• **Records for this task**:
- Opening Delimiter -

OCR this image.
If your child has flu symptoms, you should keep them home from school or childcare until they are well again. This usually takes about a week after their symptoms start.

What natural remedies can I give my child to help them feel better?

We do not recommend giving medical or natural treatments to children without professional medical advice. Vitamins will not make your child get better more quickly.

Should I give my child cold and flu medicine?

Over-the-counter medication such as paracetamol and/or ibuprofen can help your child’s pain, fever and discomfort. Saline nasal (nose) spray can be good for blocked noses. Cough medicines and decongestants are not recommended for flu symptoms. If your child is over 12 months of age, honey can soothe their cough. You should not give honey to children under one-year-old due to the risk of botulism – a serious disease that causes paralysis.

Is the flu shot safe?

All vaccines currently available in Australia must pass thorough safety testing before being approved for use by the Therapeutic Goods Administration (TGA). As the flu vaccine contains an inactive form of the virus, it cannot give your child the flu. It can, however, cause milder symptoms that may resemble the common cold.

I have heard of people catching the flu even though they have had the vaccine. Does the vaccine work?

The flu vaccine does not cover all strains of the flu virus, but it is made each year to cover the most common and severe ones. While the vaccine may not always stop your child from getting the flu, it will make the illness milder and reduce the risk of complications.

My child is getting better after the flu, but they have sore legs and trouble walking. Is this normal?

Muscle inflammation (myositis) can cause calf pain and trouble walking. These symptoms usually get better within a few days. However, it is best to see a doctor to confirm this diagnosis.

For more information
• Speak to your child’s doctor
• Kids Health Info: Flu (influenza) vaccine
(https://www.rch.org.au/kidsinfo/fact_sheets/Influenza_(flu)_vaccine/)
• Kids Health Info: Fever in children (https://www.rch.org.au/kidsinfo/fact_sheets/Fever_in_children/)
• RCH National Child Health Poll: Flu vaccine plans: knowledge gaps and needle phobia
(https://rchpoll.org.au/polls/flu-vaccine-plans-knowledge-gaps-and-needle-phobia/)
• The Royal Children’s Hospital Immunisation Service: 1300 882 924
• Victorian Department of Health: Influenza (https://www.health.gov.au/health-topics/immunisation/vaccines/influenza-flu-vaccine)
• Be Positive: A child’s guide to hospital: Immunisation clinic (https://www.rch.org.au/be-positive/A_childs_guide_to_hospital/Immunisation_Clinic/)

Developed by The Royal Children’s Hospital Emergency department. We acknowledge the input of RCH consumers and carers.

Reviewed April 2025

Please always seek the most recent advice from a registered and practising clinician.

- Closing Delimiter -

• **Directions**:
Which lines in the records above contain the word "gaps"? Return each of them.

• **Completed task**:
• RCH National Child Health Poll: Flu vaccine plans: knowledge gaps and needle phobia
(https://rchpoll.org.au/polls/flu-vaccine-plans-knowledge-gaps-and-needle-phobia/)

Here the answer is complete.